Start

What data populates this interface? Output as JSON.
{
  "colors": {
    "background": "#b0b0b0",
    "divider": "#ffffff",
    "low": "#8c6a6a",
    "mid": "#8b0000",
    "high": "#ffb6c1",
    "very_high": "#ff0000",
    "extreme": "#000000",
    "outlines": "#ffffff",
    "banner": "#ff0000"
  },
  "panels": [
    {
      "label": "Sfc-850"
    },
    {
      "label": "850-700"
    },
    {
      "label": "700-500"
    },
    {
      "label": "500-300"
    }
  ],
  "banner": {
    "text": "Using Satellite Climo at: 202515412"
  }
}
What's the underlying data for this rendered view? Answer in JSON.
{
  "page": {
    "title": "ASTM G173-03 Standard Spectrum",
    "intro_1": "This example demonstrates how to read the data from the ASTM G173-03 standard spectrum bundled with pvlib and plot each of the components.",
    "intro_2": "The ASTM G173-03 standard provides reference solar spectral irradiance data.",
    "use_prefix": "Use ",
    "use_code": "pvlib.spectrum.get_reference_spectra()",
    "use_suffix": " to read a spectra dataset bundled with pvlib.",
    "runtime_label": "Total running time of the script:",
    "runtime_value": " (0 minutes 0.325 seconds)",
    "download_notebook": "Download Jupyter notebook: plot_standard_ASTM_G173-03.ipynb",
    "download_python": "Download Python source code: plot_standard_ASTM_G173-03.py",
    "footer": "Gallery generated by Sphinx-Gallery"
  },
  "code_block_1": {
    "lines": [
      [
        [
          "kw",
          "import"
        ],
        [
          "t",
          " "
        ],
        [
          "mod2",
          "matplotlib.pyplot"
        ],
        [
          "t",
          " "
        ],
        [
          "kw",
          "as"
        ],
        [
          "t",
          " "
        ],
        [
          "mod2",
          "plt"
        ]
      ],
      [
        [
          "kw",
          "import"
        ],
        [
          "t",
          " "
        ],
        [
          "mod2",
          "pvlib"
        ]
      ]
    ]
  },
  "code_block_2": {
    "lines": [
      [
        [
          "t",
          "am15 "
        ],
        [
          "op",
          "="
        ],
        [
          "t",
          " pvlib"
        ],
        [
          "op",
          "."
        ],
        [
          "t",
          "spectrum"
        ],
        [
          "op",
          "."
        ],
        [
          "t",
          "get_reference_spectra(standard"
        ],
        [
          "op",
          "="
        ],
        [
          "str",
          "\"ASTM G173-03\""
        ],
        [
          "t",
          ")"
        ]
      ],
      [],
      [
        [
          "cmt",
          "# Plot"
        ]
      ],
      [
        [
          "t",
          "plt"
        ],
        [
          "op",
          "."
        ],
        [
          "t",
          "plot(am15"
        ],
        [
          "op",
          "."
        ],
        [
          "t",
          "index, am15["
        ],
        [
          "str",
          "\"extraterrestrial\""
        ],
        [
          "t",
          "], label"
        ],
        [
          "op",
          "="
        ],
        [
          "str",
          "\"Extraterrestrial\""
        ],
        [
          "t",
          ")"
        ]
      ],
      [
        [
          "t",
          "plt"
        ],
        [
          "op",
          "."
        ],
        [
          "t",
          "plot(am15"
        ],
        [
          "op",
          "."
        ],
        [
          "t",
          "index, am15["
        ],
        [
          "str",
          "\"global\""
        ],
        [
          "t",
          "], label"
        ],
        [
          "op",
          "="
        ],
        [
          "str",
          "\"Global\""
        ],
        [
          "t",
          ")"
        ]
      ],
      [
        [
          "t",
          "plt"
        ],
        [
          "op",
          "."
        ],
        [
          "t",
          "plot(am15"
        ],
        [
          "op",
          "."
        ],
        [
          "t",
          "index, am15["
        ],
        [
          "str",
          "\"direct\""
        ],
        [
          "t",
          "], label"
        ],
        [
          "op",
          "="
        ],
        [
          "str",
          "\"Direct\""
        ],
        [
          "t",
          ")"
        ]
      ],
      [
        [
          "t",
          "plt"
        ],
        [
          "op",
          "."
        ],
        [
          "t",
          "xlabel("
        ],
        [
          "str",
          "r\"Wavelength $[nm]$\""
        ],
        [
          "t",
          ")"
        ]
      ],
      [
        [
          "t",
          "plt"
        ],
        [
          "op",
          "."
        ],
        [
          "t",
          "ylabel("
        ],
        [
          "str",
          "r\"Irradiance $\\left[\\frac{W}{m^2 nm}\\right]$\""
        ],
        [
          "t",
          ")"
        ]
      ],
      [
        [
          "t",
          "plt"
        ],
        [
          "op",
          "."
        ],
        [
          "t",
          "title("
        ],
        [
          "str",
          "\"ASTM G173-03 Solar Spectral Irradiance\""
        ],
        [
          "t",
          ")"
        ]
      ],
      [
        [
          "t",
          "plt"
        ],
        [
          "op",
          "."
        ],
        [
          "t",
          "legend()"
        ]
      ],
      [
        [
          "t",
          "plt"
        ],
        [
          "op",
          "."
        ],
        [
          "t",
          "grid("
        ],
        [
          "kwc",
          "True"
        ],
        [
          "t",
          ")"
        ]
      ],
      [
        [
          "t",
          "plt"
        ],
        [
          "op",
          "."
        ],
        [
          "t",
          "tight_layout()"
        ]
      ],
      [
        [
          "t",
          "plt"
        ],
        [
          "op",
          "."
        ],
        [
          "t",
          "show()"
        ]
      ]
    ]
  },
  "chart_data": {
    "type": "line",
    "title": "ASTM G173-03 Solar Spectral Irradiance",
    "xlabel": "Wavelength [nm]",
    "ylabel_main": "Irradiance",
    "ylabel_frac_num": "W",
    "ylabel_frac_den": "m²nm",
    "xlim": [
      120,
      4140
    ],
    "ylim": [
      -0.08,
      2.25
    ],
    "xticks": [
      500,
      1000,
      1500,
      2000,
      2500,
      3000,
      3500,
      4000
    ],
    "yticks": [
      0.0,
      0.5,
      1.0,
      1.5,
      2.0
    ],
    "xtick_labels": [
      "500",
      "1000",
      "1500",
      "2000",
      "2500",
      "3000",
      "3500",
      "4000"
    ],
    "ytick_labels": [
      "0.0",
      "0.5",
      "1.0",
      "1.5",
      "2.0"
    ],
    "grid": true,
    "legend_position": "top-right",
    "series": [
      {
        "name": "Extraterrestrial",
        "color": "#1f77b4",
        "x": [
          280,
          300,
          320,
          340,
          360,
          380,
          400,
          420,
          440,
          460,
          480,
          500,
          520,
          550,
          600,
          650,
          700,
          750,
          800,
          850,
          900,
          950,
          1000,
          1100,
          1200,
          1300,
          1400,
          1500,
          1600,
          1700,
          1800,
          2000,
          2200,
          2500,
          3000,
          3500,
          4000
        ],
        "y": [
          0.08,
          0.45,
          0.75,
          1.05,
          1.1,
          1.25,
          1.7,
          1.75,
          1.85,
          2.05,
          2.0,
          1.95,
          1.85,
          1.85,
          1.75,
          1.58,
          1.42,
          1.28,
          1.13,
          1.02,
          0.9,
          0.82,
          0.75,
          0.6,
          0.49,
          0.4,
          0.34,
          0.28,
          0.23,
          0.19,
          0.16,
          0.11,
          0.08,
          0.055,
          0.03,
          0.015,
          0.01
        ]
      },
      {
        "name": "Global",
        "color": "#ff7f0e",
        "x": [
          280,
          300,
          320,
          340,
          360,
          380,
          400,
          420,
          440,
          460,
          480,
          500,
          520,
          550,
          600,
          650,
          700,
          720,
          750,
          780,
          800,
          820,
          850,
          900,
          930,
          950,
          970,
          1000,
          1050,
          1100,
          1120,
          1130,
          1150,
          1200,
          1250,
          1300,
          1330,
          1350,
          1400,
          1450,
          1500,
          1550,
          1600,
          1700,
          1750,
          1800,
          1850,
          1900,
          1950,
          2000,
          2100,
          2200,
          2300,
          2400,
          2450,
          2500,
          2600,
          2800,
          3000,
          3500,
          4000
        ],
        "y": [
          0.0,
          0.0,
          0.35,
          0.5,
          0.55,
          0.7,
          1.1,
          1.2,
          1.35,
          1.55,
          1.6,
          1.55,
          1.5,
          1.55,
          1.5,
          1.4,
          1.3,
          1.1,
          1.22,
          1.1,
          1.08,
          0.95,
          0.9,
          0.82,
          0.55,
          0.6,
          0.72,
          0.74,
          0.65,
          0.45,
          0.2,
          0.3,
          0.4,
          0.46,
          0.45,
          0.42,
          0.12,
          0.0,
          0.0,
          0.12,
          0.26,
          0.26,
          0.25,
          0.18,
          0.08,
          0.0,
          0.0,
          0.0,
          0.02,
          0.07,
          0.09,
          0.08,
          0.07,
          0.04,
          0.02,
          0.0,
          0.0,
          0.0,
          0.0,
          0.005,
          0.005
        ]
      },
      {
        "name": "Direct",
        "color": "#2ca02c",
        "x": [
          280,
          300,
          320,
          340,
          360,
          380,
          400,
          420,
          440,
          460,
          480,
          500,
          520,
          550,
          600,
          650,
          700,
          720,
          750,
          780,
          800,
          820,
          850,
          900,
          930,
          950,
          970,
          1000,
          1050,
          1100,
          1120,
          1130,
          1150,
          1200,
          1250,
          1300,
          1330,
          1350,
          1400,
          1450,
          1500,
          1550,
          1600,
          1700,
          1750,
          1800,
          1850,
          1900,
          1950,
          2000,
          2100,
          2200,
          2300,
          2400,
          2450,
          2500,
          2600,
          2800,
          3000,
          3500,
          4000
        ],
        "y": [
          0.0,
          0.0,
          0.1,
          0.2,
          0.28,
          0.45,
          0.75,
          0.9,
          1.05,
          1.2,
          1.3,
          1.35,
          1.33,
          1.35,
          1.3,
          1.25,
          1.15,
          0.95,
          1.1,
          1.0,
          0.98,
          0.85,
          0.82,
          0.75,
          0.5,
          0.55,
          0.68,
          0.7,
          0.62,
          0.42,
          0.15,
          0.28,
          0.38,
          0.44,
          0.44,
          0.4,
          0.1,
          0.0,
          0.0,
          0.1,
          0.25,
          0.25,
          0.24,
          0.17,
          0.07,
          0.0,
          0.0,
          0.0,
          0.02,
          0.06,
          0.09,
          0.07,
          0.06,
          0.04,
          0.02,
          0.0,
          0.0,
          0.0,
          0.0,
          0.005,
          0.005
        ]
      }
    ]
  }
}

End

In the listing above, find each line with the word "Wavelength" and copy it.

◆ WORKED ANSWER ◆
          "r\"Wavelength $[nm]$\""
    "xlabel": "Wavelength [nm]",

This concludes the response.